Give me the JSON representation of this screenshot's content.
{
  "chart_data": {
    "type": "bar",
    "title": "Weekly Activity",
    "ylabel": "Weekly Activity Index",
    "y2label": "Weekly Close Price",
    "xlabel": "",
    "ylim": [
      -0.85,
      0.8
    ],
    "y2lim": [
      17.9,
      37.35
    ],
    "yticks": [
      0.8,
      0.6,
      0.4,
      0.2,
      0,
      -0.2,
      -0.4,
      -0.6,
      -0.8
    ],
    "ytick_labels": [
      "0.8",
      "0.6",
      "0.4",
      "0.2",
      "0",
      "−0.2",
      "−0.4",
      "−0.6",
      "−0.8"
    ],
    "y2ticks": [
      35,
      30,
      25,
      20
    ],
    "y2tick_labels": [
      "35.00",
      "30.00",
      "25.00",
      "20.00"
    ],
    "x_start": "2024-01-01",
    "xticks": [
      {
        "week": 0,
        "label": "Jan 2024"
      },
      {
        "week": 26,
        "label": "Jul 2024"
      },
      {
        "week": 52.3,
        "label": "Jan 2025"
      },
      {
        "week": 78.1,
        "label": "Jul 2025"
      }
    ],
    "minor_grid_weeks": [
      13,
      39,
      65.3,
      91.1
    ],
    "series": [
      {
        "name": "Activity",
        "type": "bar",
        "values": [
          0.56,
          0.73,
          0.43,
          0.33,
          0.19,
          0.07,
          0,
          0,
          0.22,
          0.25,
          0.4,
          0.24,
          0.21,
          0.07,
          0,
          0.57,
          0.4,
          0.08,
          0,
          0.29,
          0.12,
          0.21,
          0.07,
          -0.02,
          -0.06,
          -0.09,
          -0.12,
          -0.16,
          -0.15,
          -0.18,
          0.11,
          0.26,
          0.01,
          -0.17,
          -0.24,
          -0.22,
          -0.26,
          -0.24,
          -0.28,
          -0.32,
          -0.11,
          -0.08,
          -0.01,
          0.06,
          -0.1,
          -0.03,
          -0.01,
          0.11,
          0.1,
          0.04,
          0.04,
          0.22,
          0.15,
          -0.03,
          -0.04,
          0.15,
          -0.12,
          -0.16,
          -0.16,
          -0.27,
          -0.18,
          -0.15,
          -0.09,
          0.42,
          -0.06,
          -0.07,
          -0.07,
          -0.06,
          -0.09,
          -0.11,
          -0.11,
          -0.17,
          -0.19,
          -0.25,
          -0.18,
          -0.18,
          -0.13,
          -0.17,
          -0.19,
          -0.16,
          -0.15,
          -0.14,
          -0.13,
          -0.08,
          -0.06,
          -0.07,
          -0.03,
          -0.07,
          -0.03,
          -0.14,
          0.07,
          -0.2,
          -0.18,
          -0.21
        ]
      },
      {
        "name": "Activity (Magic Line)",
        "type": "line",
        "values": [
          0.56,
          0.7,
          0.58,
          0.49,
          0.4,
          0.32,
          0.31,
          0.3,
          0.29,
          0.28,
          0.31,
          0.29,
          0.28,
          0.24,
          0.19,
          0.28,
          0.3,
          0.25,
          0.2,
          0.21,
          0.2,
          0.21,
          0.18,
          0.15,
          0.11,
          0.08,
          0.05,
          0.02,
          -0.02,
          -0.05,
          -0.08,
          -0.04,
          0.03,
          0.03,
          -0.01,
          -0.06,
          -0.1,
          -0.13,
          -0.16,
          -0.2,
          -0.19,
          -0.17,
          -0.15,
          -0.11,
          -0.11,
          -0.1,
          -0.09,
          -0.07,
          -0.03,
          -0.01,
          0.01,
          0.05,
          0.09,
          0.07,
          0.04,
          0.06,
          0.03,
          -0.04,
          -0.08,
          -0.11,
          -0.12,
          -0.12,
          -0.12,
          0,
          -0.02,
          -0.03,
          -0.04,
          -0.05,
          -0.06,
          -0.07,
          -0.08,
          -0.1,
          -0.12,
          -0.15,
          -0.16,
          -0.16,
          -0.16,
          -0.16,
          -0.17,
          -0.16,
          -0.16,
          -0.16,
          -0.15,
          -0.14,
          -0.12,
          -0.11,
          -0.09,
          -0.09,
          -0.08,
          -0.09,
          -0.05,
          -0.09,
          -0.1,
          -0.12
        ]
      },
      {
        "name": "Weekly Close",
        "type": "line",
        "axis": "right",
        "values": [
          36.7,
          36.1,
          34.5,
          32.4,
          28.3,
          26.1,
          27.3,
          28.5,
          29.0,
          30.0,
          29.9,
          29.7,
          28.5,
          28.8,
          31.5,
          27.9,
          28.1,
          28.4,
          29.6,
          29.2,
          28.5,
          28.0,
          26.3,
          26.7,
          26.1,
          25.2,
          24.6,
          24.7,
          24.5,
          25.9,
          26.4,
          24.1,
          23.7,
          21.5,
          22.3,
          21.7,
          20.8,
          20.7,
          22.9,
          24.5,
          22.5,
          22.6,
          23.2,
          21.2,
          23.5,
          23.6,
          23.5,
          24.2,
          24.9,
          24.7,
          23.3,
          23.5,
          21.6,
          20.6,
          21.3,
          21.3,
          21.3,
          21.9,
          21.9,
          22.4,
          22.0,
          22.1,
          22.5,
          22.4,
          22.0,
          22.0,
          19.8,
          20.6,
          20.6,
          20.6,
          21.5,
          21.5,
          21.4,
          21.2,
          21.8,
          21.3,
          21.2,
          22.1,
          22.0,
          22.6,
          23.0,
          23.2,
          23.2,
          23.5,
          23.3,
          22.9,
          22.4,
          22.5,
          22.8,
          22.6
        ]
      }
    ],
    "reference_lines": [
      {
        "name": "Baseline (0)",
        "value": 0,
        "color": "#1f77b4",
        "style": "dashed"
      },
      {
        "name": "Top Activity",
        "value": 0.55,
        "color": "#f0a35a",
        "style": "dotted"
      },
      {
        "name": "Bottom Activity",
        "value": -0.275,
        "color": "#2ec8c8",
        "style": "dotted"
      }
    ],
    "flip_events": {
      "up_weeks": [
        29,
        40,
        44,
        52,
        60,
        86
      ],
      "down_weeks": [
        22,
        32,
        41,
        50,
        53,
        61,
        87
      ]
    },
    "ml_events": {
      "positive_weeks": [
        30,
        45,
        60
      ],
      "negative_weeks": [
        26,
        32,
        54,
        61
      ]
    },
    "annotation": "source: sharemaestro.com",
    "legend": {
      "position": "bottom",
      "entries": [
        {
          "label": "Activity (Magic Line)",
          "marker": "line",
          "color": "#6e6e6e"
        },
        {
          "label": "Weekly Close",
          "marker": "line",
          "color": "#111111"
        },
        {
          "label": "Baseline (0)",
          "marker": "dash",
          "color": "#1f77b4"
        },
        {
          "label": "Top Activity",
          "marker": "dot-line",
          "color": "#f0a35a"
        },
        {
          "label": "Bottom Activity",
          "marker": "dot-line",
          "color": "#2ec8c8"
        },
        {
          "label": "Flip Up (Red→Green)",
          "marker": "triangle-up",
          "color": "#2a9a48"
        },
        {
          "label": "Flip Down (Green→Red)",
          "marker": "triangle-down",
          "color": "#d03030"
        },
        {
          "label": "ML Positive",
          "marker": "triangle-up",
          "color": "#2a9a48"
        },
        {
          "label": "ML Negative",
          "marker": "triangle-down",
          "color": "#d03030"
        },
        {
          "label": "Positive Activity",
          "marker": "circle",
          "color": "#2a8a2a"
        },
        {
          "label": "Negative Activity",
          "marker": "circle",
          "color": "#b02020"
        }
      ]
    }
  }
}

○ ○ ○ ○

• **DO THIS**:
Report how many lines of the records above contain the word "name", giving only the number.

• **COMPLETE OUTPUT**:
6